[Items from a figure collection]
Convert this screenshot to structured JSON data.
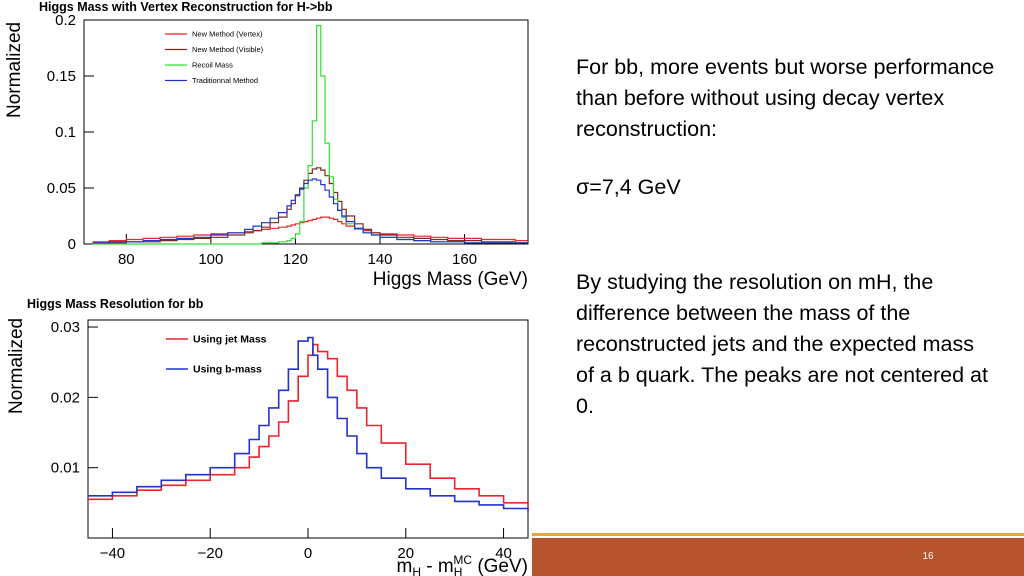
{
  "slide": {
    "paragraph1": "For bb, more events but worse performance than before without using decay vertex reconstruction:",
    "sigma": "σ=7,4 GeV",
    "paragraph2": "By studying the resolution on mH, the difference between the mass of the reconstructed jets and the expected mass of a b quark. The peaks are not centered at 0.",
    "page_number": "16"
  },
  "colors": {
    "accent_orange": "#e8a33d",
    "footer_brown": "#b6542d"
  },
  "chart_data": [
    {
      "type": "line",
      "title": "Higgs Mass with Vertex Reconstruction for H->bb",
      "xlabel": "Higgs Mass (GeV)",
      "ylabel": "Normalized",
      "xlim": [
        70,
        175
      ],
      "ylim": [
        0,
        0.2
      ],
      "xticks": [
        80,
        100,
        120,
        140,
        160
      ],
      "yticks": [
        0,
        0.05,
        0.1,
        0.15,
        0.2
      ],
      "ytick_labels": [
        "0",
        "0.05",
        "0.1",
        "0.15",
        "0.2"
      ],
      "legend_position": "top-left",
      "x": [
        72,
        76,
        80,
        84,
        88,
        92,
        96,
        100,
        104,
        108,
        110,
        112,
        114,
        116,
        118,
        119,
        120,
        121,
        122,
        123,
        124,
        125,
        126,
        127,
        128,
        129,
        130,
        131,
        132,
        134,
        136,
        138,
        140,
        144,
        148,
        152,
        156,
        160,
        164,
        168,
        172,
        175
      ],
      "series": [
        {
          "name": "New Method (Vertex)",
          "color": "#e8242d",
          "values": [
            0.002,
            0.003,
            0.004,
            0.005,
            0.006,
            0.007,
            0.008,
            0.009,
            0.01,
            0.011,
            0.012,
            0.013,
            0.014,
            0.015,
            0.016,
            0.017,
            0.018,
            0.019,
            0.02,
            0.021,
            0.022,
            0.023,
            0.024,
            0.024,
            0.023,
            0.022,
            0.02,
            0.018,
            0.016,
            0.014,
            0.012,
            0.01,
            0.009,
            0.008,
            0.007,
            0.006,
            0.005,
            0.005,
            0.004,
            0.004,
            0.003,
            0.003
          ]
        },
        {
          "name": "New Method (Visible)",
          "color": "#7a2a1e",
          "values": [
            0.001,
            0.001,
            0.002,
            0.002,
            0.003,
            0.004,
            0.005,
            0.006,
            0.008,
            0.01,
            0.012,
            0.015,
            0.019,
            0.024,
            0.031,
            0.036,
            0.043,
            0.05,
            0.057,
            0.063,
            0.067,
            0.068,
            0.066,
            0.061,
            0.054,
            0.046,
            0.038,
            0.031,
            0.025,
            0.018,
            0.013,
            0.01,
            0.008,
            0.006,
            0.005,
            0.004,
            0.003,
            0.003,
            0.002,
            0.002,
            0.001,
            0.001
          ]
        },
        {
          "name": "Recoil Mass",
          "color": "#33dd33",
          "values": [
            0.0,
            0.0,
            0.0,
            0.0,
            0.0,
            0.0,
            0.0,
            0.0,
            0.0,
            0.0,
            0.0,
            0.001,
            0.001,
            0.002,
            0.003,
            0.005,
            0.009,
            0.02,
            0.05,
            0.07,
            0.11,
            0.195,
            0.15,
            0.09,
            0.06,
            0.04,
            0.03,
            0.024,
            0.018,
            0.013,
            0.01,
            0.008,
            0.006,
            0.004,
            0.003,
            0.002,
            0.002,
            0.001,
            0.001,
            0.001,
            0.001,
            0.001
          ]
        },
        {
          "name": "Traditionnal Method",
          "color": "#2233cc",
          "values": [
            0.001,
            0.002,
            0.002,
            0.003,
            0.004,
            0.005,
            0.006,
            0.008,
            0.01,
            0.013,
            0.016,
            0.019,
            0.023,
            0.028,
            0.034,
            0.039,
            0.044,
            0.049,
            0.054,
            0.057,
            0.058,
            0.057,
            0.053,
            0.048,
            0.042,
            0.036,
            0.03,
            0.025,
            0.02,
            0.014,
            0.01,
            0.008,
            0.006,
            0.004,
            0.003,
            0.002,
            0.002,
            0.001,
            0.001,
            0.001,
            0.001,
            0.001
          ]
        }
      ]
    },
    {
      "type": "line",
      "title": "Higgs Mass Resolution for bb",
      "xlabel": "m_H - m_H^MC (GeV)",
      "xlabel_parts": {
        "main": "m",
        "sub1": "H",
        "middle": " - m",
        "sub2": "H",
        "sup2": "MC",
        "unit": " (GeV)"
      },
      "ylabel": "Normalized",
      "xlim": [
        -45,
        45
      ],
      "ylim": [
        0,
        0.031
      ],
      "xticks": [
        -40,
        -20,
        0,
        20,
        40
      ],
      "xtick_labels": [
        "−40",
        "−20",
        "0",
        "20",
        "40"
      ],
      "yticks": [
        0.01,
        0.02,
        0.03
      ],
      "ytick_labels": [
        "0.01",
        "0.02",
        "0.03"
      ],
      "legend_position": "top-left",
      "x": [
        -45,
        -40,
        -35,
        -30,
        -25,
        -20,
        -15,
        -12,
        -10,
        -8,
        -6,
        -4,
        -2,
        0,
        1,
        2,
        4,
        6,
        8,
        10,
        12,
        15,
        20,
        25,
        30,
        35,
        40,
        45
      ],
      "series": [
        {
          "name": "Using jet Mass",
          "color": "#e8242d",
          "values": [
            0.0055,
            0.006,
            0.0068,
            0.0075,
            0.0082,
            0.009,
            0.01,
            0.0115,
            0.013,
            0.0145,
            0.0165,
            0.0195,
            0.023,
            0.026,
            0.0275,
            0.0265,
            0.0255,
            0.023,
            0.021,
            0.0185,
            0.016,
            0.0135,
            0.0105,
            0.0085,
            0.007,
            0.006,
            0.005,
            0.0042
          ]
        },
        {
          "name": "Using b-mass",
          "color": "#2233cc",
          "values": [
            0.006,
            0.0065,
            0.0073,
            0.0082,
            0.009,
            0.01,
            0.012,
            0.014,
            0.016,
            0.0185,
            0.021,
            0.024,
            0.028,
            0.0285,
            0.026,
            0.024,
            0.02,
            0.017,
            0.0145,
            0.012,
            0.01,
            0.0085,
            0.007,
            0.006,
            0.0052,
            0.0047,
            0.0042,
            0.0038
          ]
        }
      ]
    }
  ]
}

--

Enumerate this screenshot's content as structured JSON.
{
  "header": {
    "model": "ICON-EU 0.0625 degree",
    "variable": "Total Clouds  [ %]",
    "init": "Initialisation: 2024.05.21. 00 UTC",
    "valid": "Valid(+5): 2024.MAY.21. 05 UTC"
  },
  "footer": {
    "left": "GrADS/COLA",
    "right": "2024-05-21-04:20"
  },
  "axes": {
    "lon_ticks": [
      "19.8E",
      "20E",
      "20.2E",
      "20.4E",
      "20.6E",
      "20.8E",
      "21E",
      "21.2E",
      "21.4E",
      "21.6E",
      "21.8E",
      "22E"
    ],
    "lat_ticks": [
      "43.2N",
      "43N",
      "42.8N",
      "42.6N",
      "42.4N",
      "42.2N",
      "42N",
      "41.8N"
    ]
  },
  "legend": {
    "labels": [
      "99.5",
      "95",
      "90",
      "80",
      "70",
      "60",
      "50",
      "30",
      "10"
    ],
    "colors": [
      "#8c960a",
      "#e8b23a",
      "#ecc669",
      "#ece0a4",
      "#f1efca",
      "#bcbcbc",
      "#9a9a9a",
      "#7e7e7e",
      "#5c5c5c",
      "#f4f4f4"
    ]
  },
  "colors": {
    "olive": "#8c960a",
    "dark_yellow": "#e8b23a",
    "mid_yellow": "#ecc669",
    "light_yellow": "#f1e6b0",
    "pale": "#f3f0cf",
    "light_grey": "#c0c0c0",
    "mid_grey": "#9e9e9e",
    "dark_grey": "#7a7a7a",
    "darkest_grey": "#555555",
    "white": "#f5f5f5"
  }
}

Stated goal: Reply with one number only: the count of lines in the entries that contain "Method".

Answer: 3